:: Given data

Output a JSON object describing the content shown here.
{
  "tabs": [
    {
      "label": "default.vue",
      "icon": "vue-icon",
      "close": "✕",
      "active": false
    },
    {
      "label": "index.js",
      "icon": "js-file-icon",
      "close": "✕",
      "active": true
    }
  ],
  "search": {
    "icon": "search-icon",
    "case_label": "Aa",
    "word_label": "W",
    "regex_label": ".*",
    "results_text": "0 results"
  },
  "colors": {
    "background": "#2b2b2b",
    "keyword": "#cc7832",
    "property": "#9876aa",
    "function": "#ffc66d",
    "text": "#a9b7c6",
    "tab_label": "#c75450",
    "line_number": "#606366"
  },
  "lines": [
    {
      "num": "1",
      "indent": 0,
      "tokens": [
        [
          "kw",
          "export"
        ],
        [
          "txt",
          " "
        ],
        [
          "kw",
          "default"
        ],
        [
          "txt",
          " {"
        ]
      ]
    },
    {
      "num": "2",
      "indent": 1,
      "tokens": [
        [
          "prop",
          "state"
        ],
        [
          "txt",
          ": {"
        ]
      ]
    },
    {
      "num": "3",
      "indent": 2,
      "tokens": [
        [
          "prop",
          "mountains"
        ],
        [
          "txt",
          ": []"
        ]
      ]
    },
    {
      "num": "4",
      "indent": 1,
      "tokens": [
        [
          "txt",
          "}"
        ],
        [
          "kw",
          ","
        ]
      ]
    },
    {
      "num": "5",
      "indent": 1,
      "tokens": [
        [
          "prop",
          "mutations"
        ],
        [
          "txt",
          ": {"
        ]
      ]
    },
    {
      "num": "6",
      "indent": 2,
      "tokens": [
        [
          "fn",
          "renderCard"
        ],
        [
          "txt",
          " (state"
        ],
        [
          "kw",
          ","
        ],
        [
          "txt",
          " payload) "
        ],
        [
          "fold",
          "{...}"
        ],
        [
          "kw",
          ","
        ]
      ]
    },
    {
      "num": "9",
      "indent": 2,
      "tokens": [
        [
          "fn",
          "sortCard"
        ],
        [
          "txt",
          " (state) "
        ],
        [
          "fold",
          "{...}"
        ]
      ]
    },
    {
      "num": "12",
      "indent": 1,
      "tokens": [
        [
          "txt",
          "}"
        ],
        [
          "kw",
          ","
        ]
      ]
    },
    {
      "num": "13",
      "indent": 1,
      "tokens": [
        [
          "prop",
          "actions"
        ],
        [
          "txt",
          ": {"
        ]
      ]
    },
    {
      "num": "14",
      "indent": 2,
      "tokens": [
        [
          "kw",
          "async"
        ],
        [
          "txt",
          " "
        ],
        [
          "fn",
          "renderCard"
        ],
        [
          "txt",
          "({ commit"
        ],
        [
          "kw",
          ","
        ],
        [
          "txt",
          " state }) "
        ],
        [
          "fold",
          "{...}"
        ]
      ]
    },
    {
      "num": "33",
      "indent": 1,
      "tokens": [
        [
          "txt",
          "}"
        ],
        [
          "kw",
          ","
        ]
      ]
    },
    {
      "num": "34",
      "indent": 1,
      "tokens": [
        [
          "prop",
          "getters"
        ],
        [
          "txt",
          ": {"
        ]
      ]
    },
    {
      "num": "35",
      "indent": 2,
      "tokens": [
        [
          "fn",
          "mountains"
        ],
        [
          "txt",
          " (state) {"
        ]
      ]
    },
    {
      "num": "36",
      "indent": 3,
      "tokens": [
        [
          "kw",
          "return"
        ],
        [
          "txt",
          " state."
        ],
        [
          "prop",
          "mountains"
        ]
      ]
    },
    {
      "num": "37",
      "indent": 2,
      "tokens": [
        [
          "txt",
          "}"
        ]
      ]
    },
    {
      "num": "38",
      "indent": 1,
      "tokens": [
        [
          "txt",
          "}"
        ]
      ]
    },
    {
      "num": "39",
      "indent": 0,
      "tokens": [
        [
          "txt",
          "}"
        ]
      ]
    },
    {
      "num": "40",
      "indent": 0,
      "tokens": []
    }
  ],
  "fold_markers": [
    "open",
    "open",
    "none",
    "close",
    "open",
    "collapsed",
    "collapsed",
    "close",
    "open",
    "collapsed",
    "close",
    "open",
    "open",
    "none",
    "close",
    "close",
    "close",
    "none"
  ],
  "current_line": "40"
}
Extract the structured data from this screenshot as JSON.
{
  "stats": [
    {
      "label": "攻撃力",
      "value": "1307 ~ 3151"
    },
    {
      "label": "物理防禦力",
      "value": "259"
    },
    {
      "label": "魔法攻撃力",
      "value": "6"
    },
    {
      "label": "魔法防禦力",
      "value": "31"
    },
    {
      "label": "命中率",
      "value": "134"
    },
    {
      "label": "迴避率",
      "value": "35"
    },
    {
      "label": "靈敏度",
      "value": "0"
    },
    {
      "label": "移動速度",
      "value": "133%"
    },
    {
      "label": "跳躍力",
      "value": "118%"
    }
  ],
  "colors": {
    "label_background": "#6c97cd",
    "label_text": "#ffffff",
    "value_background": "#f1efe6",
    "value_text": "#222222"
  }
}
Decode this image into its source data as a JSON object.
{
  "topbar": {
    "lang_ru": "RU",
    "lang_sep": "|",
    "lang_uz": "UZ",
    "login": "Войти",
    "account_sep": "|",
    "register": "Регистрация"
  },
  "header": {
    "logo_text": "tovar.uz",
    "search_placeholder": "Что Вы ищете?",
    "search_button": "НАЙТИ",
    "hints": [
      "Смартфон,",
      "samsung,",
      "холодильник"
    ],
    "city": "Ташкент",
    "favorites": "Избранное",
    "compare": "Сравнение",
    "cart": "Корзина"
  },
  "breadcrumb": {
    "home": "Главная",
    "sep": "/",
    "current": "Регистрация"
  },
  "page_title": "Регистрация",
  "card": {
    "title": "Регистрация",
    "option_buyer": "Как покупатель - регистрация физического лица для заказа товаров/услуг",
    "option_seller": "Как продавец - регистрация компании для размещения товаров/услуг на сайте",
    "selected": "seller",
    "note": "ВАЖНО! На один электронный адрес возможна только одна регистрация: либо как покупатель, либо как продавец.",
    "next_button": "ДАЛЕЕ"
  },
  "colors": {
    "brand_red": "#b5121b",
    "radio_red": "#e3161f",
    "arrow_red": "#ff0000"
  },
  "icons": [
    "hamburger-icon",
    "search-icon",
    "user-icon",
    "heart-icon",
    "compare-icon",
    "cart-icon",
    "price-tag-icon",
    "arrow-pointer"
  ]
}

::::

# What is being asked
Please set down all the data word for word.

# Final result
Output a JSON object describing the content shown here.
{
  "tabs": [
    {
      "label": "default.vue",
      "icon": "vue-icon",
      "close": "✕",
      "active": false
    },
    {
      "label": "index.js",
      "icon": "js-file-icon",
      "close": "✕",
      "active": true
    }
  ],
  "search": {
    "icon": "search-icon",
    "case_label": "Aa",
    "word_label": "W",
    "regex_label": ".*",
    "results_text": "0 results"
  },
  "colors": {
    "background": "#2b2b2b",
    "keyword": "#cc7832",
    "property": "#9876aa",
    "function": "#ffc66d",
    "text": "#a9b7c6",
    "tab_label": "#c75450",
    "line_number": "#606366"
  },
  "lines": [
    {
      "num": "1",
      "indent": 0,
      "tokens": [
        [
          "kw",
          "export"
        ],
        [
          "txt",
          " "
        ],
        [
          "kw",
          "default"
        ],
        [
          "txt",
          " {"
        ]
      ]
    },
    {
      "num": "2",
      "indent": 1,
      "tokens": [
        [
          "prop",
          "state"
        ],
        [
          "txt",
          ": {"
        ]
      ]
    },
    {
      "num": "3",
      "indent": 2,
      "tokens": [
        [
          "prop",
          "mountains"
        ],
        [
          "txt",
          ": []"
        ]
      ]
    },
    {
      "num": "4",
      "indent": 1,
      "tokens": [
        [
          "txt",
          "}"
        ],
        [
          "kw",
          ","
        ]
      ]
    },
    {
      "num": "5",
      "indent": 1,
      "tokens": [
        [
          "prop",
          "mutations"
        ],
        [
          "txt",
          ": {"
        ]
      ]
    },
    {
      "num": "6",
      "indent": 2,
      "tokens": [
        [
          "fn",
          "renderCard"
        ],
        [
          "txt",
          " (state"
        ],
        [
          "kw",
          ","
        ],
        [
          "txt",
          " payload) "
        ],
        [
          "fold",
          "{...}"
        ],
        [
          "kw",
          ","
        ]
      ]
    },
    {
      "num": "9",
      "indent": 2,
      "tokens": [
        [
          "fn",
          "sortCard"
        ],
        [
          "txt",
          " (state) "
        ],
        [
          "fold",
          "{...}"
        ]
      ]
    },
    {
      "num": "12",
      "indent": 1,
      "tokens": [
        [
          "txt",
          "}"
        ],
        [
          "kw",
          ","
        ]
      ]
    },
    {
      "num": "13",
      "indent": 1,
      "tokens": [
        [
          "prop",
          "actions"
        ],
        [
          "txt",
          ": {"
        ]
      ]
    },
    {
      "num": "14",
      "indent": 2,
      "tokens": [
        [
          "kw",
          "async"
        ],
        [
          "txt",
          " "
        ],
        [
          "fn",
          "renderCard"
        ],
        [
          "txt",
          "({ commit"
        ],
        [
          "kw",
          ","
        ],
        [
          "txt",
          " state }) "
        ],
        [
          "fold",
          "{...}"
        ]
      ]
    },
    {
      "num": "33",
      "indent": 1,
      "tokens": [
        [
          "txt",
          "}"
        ],
        [
          "kw",
          ","
        ]
      ]
    },
    {
      "num": "34",
      "indent": 1,
      "tokens": [
        [
          "prop",
          "getters"
        ],
        [
          "txt",
          ": {"
        ]
      ]
    },
    {
      "num": "35",
      "indent": 2,
      "tokens": [
        [
          "fn",
          "mountains"
        ],
        [
          "txt",
          " (state) {"
        ]
      ]
    },
    {
      "num": "36",
      "indent": 3,
      "tokens": [
        [
          "kw",
          "return"
        ],
        [
          "txt",
          " state."
        ],
        [
          "prop",
          "mountains"
        ]
      ]
    },
    {
      "num": "37",
      "indent": 2,
      "tokens": [
        [
          "txt",
          "}"
        ]
      ]
    },
    {
      "num": "38",
      "indent": 1,
      "tokens": [
        [
          "txt",
          "}"
        ]
      ]
    },
    {
      "num": "39",
      "indent": 0,
      "tokens": [
        [
          "txt",
          "}"
        ]
      ]
    },
    {
      "num": "40",
      "indent": 0,
      "tokens": []
    }
  ],
  "fold_markers": [
    "open",
    "open",
    "none",
    "close",
    "open",
    "collapsed",
    "collapsed",
    "close",
    "open",
    "collapsed",
    "close",
    "open",
    "open",
    "none",
    "close",
    "close",
    "close",
    "none"
  ],
  "current_line": "40"
}
Extract the structured data from this screenshot as JSON.
{
  "stats": [
    {
      "label": "攻撃力",
      "value": "1307 ~ 3151"
    },
    {
      "label": "物理防禦力",
      "value": "259"
    },
    {
      "label": "魔法攻撃力",
      "value": "6"
    },
    {
      "label": "魔法防禦力",
      "value": "31"
    },
    {
      "label": "命中率",
      "value": "134"
    },
    {
      "label": "迴避率",
      "value": "35"
    },
    {
      "label": "靈敏度",
      "value": "0"
    },
    {
      "label": "移動速度",
      "value": "133%"
    },
    {
      "label": "跳躍力",
      "value": "118%"
    }
  ],
  "colors": {
    "label_background": "#6c97cd",
    "label_text": "#ffffff",
    "value_background": "#f1efe6",
    "value_text": "#222222"
  }
}
Decode this image into its source data as a JSON object.
{
  "topbar": {
    "lang_ru": "RU",
    "lang_sep": "|",
    "lang_uz": "UZ",
    "login": "Войти",
    "account_sep": "|",
    "register": "Регистрация"
  },
  "header": {
    "logo_text": "tovar.uz",
    "search_placeholder": "Что Вы ищете?",
    "search_button": "НАЙТИ",
    "hints": [
      "Смартфон,",
      "samsung,",
      "холодильник"
    ],
    "city": "Ташкент",
    "favorites": "Избранное",
    "compare": "Сравнение",
    "cart": "Корзина"
  },
  "breadcrumb": {
    "home": "Главная",
    "sep": "/",
    "current": "Регистрация"
  },
  "page_title": "Регистрация",
  "card": {
    "title": "Регистрация",
    "option_buyer": "Как покупатель - регистрация физического лица для заказа товаров/услуг",
    "option_seller": "Как продавец - регистрация компании для размещения товаров/услуг на сайте",
    "selected": "seller",
    "note": "ВАЖНО! На один электронный адрес возможна только одна регистрация: либо как покупатель, либо как продавец.",
    "next_button": "ДАЛЕЕ"
  },
  "colors": {
    "brand_red": "#b5121b",
    "radio_red": "#e3161f",
    "arrow_red": "#ff0000"
  },
  "icons": [
    "hamburger-icon",
    "search-icon",
    "user-icon",
    "heart-icon",
    "compare-icon",
    "cart-icon",
    "price-tag-icon",
    "arrow-pointer"
  ]
}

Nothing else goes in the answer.